Records shown:
# # # # #
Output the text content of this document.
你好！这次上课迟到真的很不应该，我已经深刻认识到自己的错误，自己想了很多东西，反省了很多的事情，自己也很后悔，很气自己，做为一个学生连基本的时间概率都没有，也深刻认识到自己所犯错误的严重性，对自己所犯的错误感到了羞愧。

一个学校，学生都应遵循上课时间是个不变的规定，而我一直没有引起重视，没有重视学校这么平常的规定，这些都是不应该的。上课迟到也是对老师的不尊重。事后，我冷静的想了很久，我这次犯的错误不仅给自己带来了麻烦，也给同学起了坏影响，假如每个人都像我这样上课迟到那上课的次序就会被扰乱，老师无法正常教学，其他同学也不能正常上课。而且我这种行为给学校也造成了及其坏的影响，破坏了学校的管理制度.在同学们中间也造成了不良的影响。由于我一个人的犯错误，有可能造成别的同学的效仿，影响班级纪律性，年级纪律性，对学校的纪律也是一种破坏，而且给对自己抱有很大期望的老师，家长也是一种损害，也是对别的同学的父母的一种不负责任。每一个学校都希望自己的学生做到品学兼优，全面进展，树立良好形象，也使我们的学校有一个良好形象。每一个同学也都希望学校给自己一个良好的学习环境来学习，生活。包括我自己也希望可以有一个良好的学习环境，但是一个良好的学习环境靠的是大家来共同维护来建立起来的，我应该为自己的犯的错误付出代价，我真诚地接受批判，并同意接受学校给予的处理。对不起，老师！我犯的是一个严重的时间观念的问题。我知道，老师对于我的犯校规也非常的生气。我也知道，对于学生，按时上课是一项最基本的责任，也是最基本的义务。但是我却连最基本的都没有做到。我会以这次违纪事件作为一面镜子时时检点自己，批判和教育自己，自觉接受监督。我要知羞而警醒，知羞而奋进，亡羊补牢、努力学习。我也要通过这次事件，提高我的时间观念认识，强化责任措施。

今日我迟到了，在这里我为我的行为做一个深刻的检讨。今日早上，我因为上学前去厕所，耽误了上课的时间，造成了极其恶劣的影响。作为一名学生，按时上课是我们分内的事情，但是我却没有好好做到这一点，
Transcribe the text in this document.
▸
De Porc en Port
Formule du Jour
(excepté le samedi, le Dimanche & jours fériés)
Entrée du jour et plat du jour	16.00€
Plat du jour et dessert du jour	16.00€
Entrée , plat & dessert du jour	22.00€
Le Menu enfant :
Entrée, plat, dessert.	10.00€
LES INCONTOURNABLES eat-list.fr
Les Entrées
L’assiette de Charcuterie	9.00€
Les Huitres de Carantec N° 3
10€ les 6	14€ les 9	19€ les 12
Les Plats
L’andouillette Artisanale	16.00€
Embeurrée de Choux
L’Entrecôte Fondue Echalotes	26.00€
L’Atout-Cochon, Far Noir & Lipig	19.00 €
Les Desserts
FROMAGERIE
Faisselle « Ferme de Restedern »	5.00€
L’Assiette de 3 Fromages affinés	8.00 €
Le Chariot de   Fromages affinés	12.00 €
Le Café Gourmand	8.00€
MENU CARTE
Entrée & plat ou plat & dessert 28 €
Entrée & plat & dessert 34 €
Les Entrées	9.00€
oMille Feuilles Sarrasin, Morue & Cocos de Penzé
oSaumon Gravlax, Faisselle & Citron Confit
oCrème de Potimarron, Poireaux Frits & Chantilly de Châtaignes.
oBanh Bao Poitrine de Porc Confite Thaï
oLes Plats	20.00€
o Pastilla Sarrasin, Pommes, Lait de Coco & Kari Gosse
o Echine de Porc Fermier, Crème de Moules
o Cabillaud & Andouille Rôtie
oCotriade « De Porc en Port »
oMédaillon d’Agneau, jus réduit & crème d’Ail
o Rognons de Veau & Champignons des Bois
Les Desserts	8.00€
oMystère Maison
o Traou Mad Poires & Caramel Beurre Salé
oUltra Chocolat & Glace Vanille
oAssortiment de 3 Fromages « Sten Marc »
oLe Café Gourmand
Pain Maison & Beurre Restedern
# # # # #
Written request: Exactly reproduce all of the entries above.

Solution to this exercise:
Output the text content of this document.
你好！这次上课迟到真的很不应该，我已经深刻认识到自己的错误，自己想了很多东西，反省了很多的事情，自己也很后悔，很气自己，做为一个学生连基本的时间概率都没有，也深刻认识到自己所犯错误的严重性，对自己所犯的错误感到了羞愧。

一个学校，学生都应遵循上课时间是个不变的规定，而我一直没有引起重视，没有重视学校这么平常的规定，这些都是不应该的。上课迟到也是对老师的不尊重。事后，我冷静的想了很久，我这次犯的错误不仅给自己带来了麻烦，也给同学起了坏影响，假如每个人都像我这样上课迟到那上课的次序就会被扰乱，老师无法正常教学，其他同学也不能正常上课。而且我这种行为给学校也造成了及其坏的影响，破坏了学校的管理制度.在同学们中间也造成了不良的影响。由于我一个人的犯错误，有可能造成别的同学的效仿，影响班级纪律性，年级纪律性，对学校的纪律也是一种破坏，而且给对自己抱有很大期望的老师，家长也是一种损害，也是对别的同学的父母的一种不负责任。每一个学校都希望自己的学生做到品学兼优，全面进展，树立良好形象，也使我们的学校有一个良好形象。每一个同学也都希望学校给自己一个良好的学习环境来学习，生活。包括我自己也希望可以有一个良好的学习环境，但是一个良好的学习环境靠的是大家来共同维护来建立起来的，我应该为自己的犯的错误付出代价，我真诚地接受批判，并同意接受学校给予的处理。对不起，老师！我犯的是一个严重的时间观念的问题。我知道，老师对于我的犯校规也非常的生气。我也知道，对于学生，按时上课是一项最基本的责任，也是最基本的义务。但是我却连最基本的都没有做到。我会以这次违纪事件作为一面镜子时时检点自己，批判和教育自己，自觉接受监督。我要知羞而警醒，知羞而奋进，亡羊补牢、努力学习。我也要通过这次事件，提高我的时间观念认识，强化责任措施。

今日我迟到了，在这里我为我的行为做一个深刻的检讨。今日早上，我因为上学前去厕所，耽误了上课的时间，造成了极其恶劣的影响。作为一名学生，按时上课是我们分内的事情，但是我却没有好好做到这一点，
Transcribe the text in this document.
▸
De Porc en Port
Formule du Jour
(excepté le samedi, le Dimanche & jours fériés)
Entrée du jour et plat du jour	16.00€
Plat du jour et dessert du jour	16.00€
Entrée , plat & dessert du jour	22.00€
Le Menu enfant :
Entrée, plat, dessert.	10.00€
LES INCONTOURNABLES eat-list.fr
Les Entrées
L’assiette de Charcuterie	9.00€
Les Huitres de Carantec N° 3
10€ les 6	14€ les 9	19€ les 12
Les Plats
L’andouillette Artisanale	16.00€
Embeurrée de Choux
L’Entrecôte Fondue Echalotes	26.00€
L’Atout-Cochon, Far Noir & Lipig	19.00 €
Les Desserts
FROMAGERIE
Faisselle « Ferme de Restedern »	5.00€
L’Assiette de 3 Fromages affinés	8.00 €
Le Chariot de   Fromages affinés	12.00 €
Le Café Gourmand	8.00€
MENU CARTE
Entrée & plat ou plat & dessert 28 €
Entrée & plat & dessert 34 €
Les Entrées	9.00€
oMille Feuilles Sarrasin, Morue & Cocos de Penzé
oSaumon Gravlax, Faisselle & Citron Confit
oCrème de Potimarron, Poireaux Frits & Chantilly de Châtaignes.
oBanh Bao Poitrine de Porc Confite Thaï
oLes Plats	20.00€
o Pastilla Sarrasin, Pommes, Lait de Coco & Kari Gosse
o Echine de Porc Fermier, Crème de Moules
o Cabillaud & Andouille Rôtie
oCotriade « De Porc en Port »
oMédaillon d’Agneau, jus réduit & crème d’Ail
o Rognons de Veau & Champignons des Bois
Les Desserts	8.00€
oMystère Maison
o Traou Mad Poires & Caramel Beurre Salé
oUltra Chocolat & Glace Vanille
oAssortiment de 3 Fromages « Sten Marc »
oLe Café Gourmand
Pain Maison & Beurre Restedern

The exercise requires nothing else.